» **Exercise prompt**: Each entry below should be returned exactly as is, with the pictures removed.

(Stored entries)
▼
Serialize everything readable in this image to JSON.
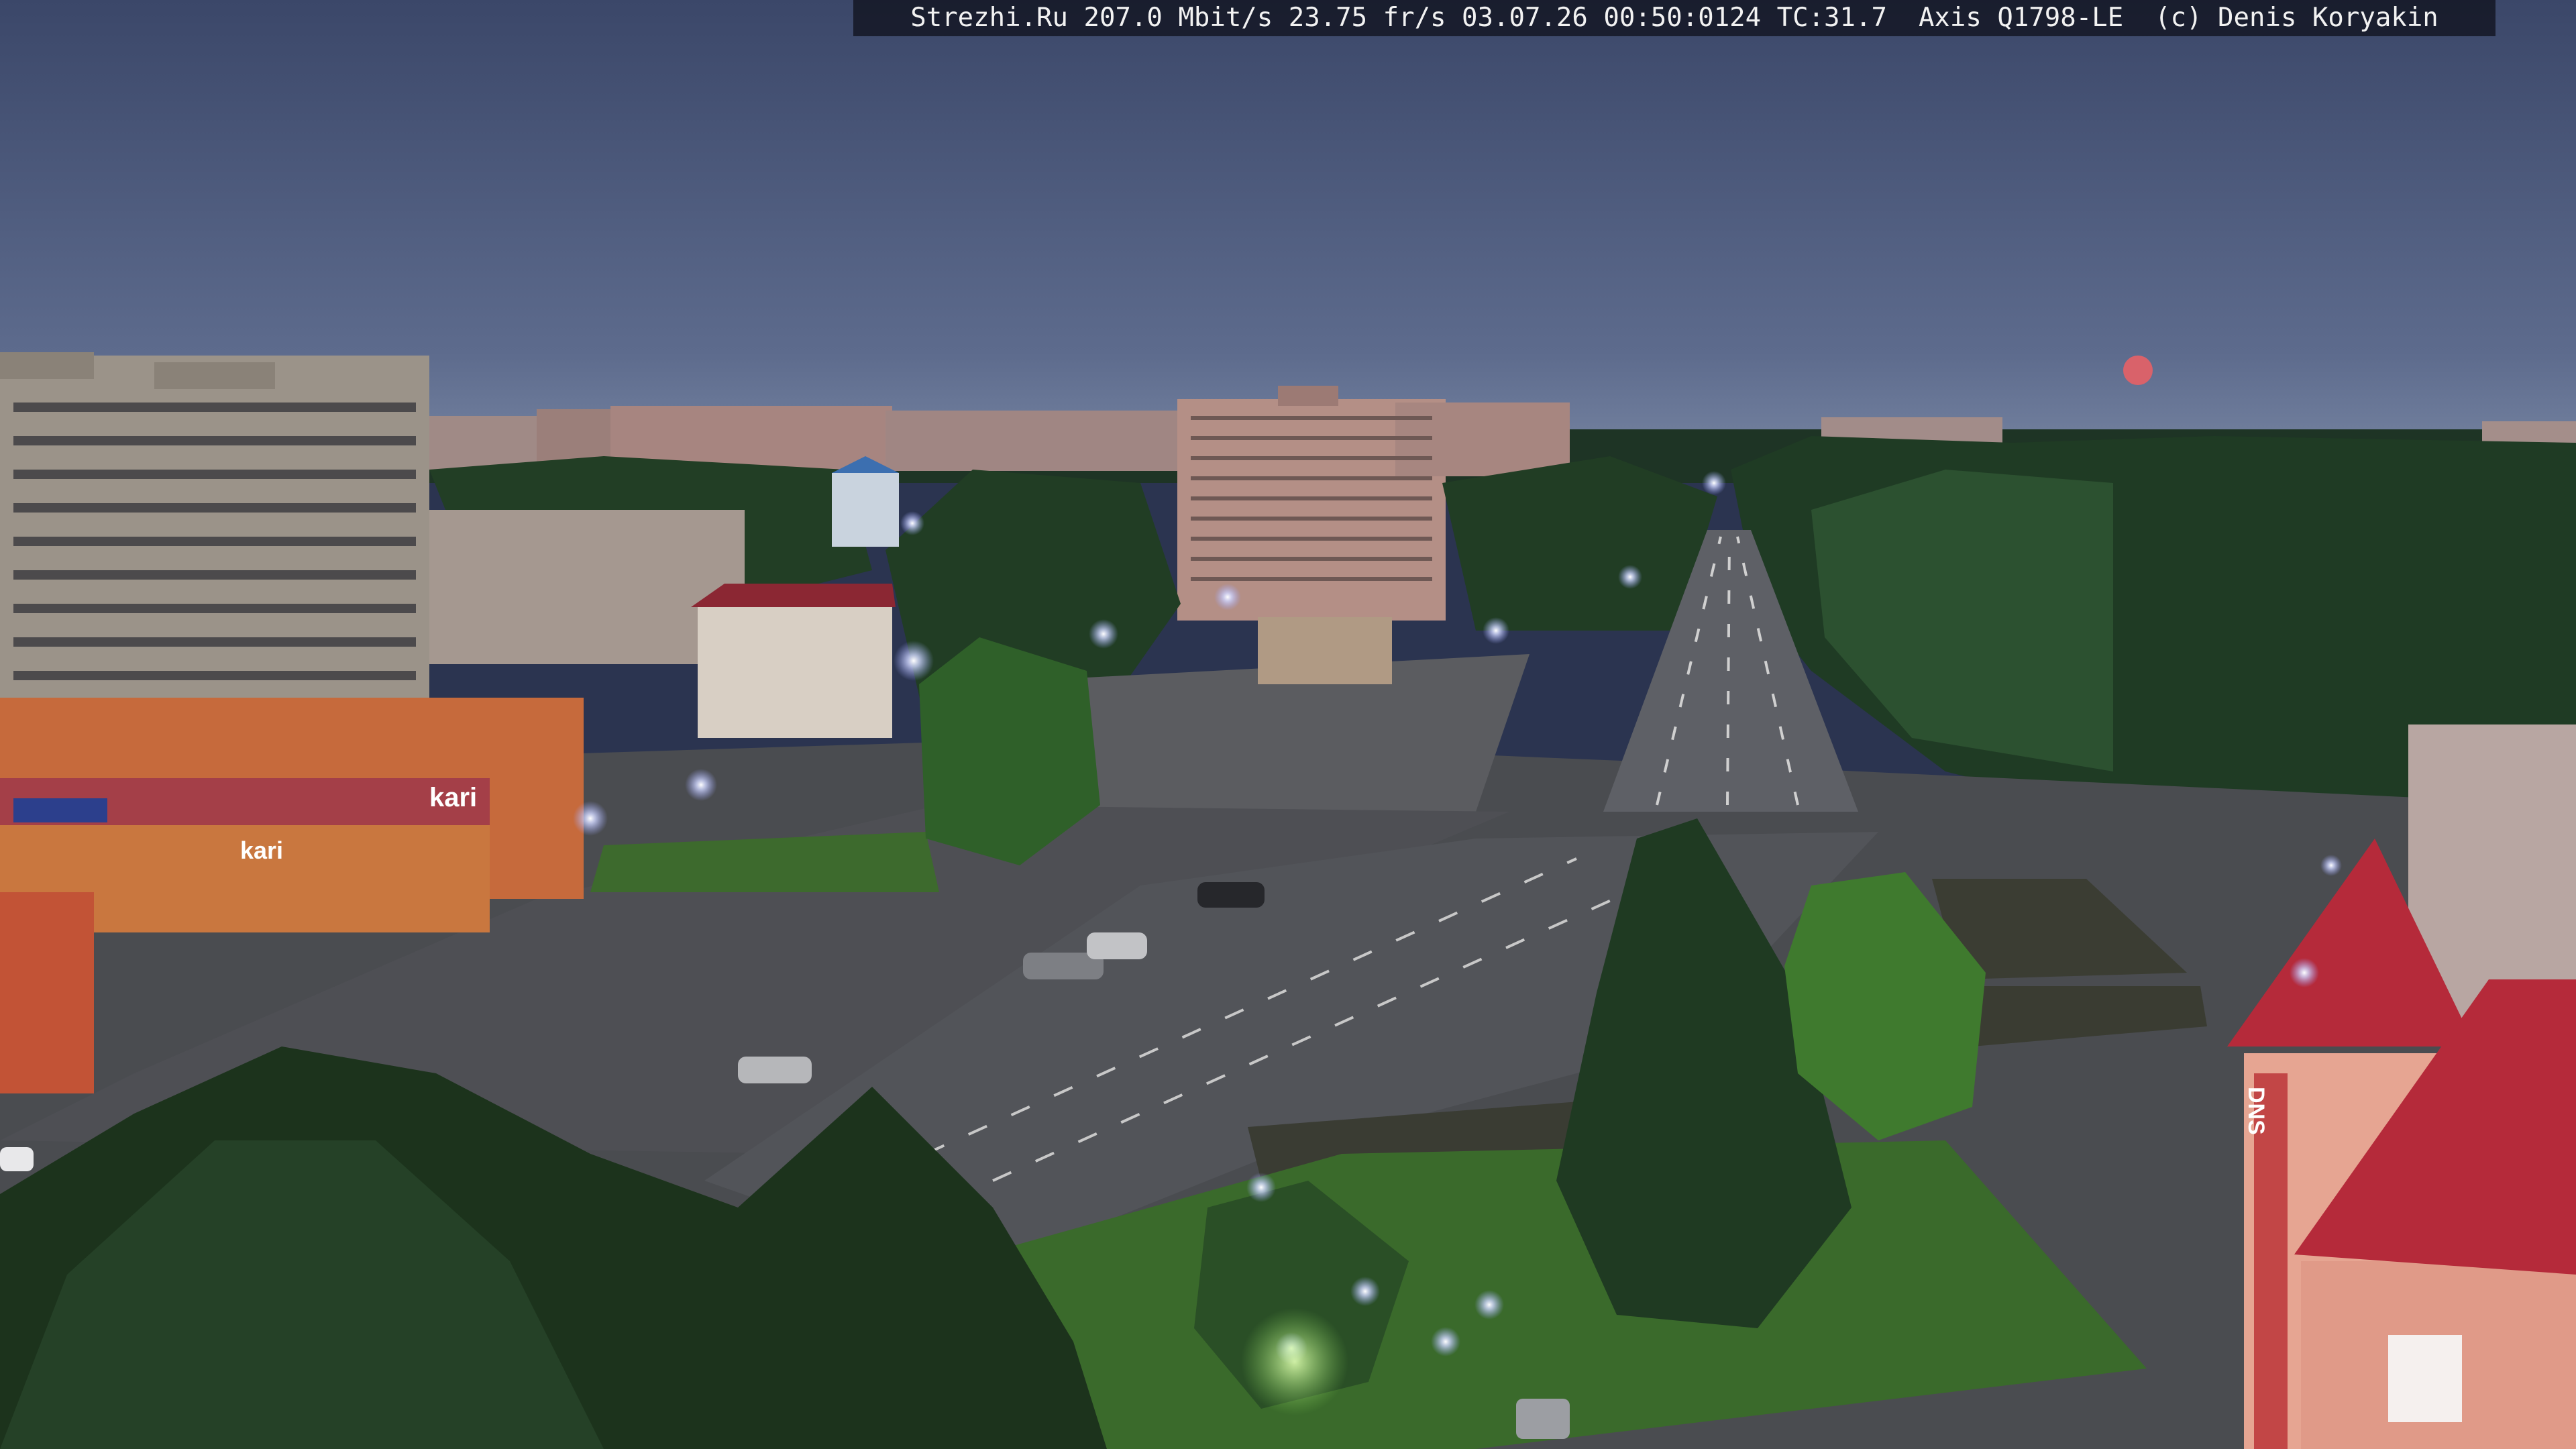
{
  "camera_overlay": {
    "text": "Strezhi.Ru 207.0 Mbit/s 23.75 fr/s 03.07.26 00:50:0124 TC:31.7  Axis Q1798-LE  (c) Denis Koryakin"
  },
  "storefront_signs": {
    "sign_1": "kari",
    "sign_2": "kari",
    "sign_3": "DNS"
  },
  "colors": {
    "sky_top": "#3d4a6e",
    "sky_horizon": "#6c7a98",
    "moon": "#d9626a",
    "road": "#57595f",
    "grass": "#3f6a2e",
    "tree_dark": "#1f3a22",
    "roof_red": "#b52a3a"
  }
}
▲
» **Result of the exercise**:
Serialize everything readable in this image to JSON.
{
  "camera_overlay": {
    "text": "Strezhi.Ru 207.0 Mbit/s 23.75 fr/s 03.07.26 00:50:0124 TC:31.7  Axis Q1798-LE  (c) Denis Koryakin"
  },
  "storefront_signs": {
    "sign_1": "kari",
    "sign_2": "kari",
    "sign_3": "DNS"
  },
  "colors": {
    "sky_top": "#3d4a6e",
    "sky_horizon": "#6c7a98",
    "moon": "#d9626a",
    "road": "#57595f",
    "grass": "#3f6a2e",
    "tree_dark": "#1f3a22",
    "roof_red": "#b52a3a"
  }
}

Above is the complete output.